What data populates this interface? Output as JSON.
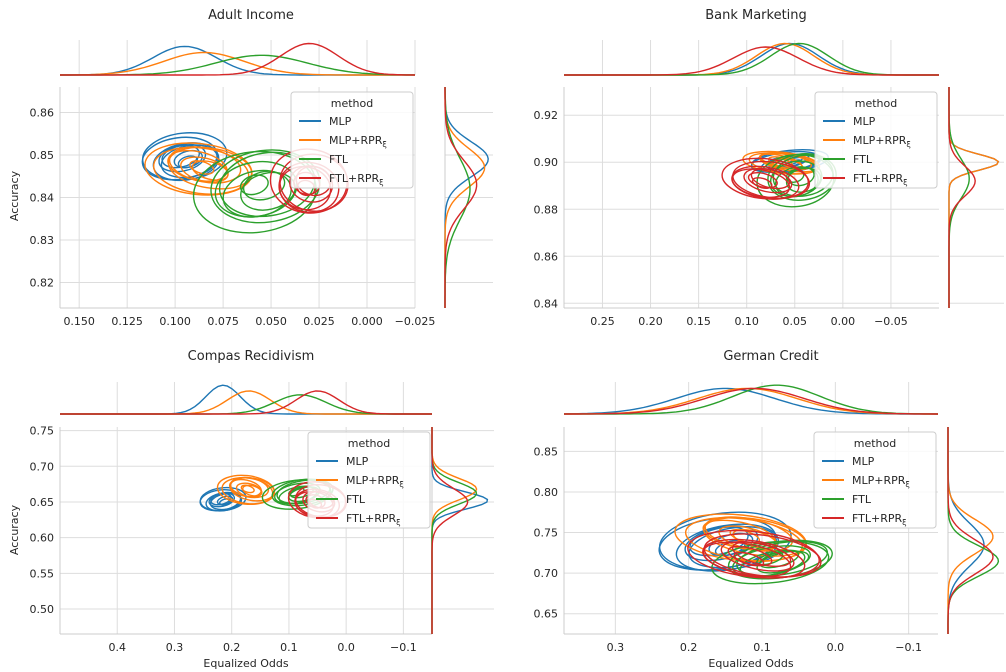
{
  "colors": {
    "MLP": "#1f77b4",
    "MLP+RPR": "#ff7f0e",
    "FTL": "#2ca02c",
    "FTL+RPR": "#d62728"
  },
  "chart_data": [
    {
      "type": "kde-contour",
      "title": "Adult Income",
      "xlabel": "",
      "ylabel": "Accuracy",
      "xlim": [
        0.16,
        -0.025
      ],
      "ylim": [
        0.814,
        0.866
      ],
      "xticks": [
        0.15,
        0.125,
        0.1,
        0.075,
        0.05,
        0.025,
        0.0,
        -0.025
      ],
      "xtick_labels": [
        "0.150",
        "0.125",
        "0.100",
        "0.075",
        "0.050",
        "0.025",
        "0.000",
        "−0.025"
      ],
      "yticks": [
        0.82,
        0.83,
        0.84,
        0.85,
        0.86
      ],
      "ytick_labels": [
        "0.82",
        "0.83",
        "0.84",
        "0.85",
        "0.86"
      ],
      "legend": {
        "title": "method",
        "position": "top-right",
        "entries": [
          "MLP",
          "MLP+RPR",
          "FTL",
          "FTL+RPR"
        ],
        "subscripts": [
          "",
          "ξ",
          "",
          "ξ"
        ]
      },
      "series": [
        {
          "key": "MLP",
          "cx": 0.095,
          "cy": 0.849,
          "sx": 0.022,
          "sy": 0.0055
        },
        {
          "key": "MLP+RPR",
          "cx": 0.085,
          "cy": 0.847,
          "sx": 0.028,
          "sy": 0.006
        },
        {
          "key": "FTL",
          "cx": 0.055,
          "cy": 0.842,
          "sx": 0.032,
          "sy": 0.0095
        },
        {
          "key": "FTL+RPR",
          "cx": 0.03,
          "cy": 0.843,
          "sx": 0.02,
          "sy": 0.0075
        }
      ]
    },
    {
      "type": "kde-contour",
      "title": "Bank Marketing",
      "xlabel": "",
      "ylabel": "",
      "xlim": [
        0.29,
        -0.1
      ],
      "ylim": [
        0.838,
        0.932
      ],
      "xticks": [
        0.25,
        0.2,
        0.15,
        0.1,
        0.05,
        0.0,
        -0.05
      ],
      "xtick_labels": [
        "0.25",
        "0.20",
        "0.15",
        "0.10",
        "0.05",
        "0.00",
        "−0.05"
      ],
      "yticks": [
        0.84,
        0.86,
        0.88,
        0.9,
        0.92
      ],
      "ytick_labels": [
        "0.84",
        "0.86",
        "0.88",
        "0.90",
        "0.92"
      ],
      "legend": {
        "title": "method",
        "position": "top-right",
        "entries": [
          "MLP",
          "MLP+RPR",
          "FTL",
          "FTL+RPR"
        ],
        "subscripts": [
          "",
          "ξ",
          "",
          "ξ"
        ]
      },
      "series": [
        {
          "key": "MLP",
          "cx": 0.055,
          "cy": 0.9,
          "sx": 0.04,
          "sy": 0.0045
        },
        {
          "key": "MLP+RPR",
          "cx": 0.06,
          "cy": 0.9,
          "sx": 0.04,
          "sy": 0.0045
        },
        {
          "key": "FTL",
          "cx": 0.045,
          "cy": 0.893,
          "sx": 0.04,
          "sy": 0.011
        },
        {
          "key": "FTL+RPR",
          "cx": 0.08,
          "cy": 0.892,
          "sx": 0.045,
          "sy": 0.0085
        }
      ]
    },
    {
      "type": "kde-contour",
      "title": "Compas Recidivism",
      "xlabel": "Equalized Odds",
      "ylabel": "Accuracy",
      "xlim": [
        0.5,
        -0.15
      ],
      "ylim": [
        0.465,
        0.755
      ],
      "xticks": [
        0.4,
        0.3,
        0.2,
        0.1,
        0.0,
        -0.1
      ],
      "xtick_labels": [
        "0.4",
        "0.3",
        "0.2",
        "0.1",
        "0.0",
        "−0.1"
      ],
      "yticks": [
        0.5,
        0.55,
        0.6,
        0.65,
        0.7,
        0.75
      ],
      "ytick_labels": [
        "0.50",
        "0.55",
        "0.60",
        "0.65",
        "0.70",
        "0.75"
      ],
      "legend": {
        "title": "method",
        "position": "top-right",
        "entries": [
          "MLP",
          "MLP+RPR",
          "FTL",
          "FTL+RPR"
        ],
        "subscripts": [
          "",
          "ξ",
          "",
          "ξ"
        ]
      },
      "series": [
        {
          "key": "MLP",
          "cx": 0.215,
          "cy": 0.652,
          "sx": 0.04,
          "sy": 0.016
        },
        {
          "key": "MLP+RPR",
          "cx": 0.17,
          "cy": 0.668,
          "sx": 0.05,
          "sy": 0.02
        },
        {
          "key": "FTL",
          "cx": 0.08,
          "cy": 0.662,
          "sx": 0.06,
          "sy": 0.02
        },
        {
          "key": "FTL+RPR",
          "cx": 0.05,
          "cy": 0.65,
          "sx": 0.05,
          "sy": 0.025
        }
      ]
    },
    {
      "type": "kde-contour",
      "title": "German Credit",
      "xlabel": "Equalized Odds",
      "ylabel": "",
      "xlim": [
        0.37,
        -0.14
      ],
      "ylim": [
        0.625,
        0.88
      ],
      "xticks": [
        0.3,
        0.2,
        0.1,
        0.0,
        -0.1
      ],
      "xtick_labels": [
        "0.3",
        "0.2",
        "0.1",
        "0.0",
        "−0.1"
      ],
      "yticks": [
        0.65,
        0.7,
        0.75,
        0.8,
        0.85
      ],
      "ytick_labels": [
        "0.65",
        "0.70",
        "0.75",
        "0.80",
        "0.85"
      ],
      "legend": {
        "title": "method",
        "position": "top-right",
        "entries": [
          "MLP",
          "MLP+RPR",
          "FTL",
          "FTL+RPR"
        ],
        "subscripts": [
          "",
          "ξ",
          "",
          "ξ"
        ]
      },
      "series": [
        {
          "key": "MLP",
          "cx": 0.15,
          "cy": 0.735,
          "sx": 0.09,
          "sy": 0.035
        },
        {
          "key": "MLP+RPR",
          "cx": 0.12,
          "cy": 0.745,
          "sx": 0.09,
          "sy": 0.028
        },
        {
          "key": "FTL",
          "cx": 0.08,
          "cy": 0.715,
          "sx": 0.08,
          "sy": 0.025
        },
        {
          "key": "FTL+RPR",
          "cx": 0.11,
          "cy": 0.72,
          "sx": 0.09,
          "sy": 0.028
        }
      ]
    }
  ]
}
══════════
__WHAT NEEDS TO BE DONE__
Repeat each entry precisely as it appears. Leave the pictures out.

__CORRECT OUTPUT__
What data populates this interface? Output as JSON.
{
  "colors": {
    "MLP": "#1f77b4",
    "MLP+RPR": "#ff7f0e",
    "FTL": "#2ca02c",
    "FTL+RPR": "#d62728"
  },
  "chart_data": [
    {
      "type": "kde-contour",
      "title": "Adult Income",
      "xlabel": "",
      "ylabel": "Accuracy",
      "xlim": [
        0.16,
        -0.025
      ],
      "ylim": [
        0.814,
        0.866
      ],
      "xticks": [
        0.15,
        0.125,
        0.1,
        0.075,
        0.05,
        0.025,
        0.0,
        -0.025
      ],
      "xtick_labels": [
        "0.150",
        "0.125",
        "0.100",
        "0.075",
        "0.050",
        "0.025",
        "0.000",
        "−0.025"
      ],
      "yticks": [
        0.82,
        0.83,
        0.84,
        0.85,
        0.86
      ],
      "ytick_labels": [
        "0.82",
        "0.83",
        "0.84",
        "0.85",
        "0.86"
      ],
      "legend": {
        "title": "method",
        "position": "top-right",
        "entries": [
          "MLP",
          "MLP+RPR",
          "FTL",
          "FTL+RPR"
        ],
        "subscripts": [
          "",
          "ξ",
          "",
          "ξ"
        ]
      },
      "series": [
        {
          "key": "MLP",
          "cx": 0.095,
          "cy": 0.849,
          "sx": 0.022,
          "sy": 0.0055
        },
        {
          "key": "MLP+RPR",
          "cx": 0.085,
          "cy": 0.847,
          "sx": 0.028,
          "sy": 0.006
        },
        {
          "key": "FTL",
          "cx": 0.055,
          "cy": 0.842,
          "sx": 0.032,
          "sy": 0.0095
        },
        {
          "key": "FTL+RPR",
          "cx": 0.03,
          "cy": 0.843,
          "sx": 0.02,
          "sy": 0.0075
        }
      ]
    },
    {
      "type": "kde-contour",
      "title": "Bank Marketing",
      "xlabel": "",
      "ylabel": "",
      "xlim": [
        0.29,
        -0.1
      ],
      "ylim": [
        0.838,
        0.932
      ],
      "xticks": [
        0.25,
        0.2,
        0.15,
        0.1,
        0.05,
        0.0,
        -0.05
      ],
      "xtick_labels": [
        "0.25",
        "0.20",
        "0.15",
        "0.10",
        "0.05",
        "0.00",
        "−0.05"
      ],
      "yticks": [
        0.84,
        0.86,
        0.88,
        0.9,
        0.92
      ],
      "ytick_labels": [
        "0.84",
        "0.86",
        "0.88",
        "0.90",
        "0.92"
      ],
      "legend": {
        "title": "method",
        "position": "top-right",
        "entries": [
          "MLP",
          "MLP+RPR",
          "FTL",
          "FTL+RPR"
        ],
        "subscripts": [
          "",
          "ξ",
          "",
          "ξ"
        ]
      },
      "series": [
        {
          "key": "MLP",
          "cx": 0.055,
          "cy": 0.9,
          "sx": 0.04,
          "sy": 0.0045
        },
        {
          "key": "MLP+RPR",
          "cx": 0.06,
          "cy": 0.9,
          "sx": 0.04,
          "sy": 0.0045
        },
        {
          "key": "FTL",
          "cx": 0.045,
          "cy": 0.893,
          "sx": 0.04,
          "sy": 0.011
        },
        {
          "key": "FTL+RPR",
          "cx": 0.08,
          "cy": 0.892,
          "sx": 0.045,
          "sy": 0.0085
        }
      ]
    },
    {
      "type": "kde-contour",
      "title": "Compas Recidivism",
      "xlabel": "Equalized Odds",
      "ylabel": "Accuracy",
      "xlim": [
        0.5,
        -0.15
      ],
      "ylim": [
        0.465,
        0.755
      ],
      "xticks": [
        0.4,
        0.3,
        0.2,
        0.1,
        0.0,
        -0.1
      ],
      "xtick_labels": [
        "0.4",
        "0.3",
        "0.2",
        "0.1",
        "0.0",
        "−0.1"
      ],
      "yticks": [
        0.5,
        0.55,
        0.6,
        0.65,
        0.7,
        0.75
      ],
      "ytick_labels": [
        "0.50",
        "0.55",
        "0.60",
        "0.65",
        "0.70",
        "0.75"
      ],
      "legend": {
        "title": "method",
        "position": "top-right",
        "entries": [
          "MLP",
          "MLP+RPR",
          "FTL",
          "FTL+RPR"
        ],
        "subscripts": [
          "",
          "ξ",
          "",
          "ξ"
        ]
      },
      "series": [
        {
          "key": "MLP",
          "cx": 0.215,
          "cy": 0.652,
          "sx": 0.04,
          "sy": 0.016
        },
        {
          "key": "MLP+RPR",
          "cx": 0.17,
          "cy": 0.668,
          "sx": 0.05,
          "sy": 0.02
        },
        {
          "key": "FTL",
          "cx": 0.08,
          "cy": 0.662,
          "sx": 0.06,
          "sy": 0.02
        },
        {
          "key": "FTL+RPR",
          "cx": 0.05,
          "cy": 0.65,
          "sx": 0.05,
          "sy": 0.025
        }
      ]
    },
    {
      "type": "kde-contour",
      "title": "German Credit",
      "xlabel": "Equalized Odds",
      "ylabel": "",
      "xlim": [
        0.37,
        -0.14
      ],
      "ylim": [
        0.625,
        0.88
      ],
      "xticks": [
        0.3,
        0.2,
        0.1,
        0.0,
        -0.1
      ],
      "xtick_labels": [
        "0.3",
        "0.2",
        "0.1",
        "0.0",
        "−0.1"
      ],
      "yticks": [
        0.65,
        0.7,
        0.75,
        0.8,
        0.85
      ],
      "ytick_labels": [
        "0.65",
        "0.70",
        "0.75",
        "0.80",
        "0.85"
      ],
      "legend": {
        "title": "method",
        "position": "top-right",
        "entries": [
          "MLP",
          "MLP+RPR",
          "FTL",
          "FTL+RPR"
        ],
        "subscripts": [
          "",
          "ξ",
          "",
          "ξ"
        ]
      },
      "series": [
        {
          "key": "MLP",
          "cx": 0.15,
          "cy": 0.735,
          "sx": 0.09,
          "sy": 0.035
        },
        {
          "key": "MLP+RPR",
          "cx": 0.12,
          "cy": 0.745,
          "sx": 0.09,
          "sy": 0.028
        },
        {
          "key": "FTL",
          "cx": 0.08,
          "cy": 0.715,
          "sx": 0.08,
          "sy": 0.025
        },
        {
          "key": "FTL+RPR",
          "cx": 0.11,
          "cy": 0.72,
          "sx": 0.09,
          "sy": 0.028
        }
      ]
    }
  ]
}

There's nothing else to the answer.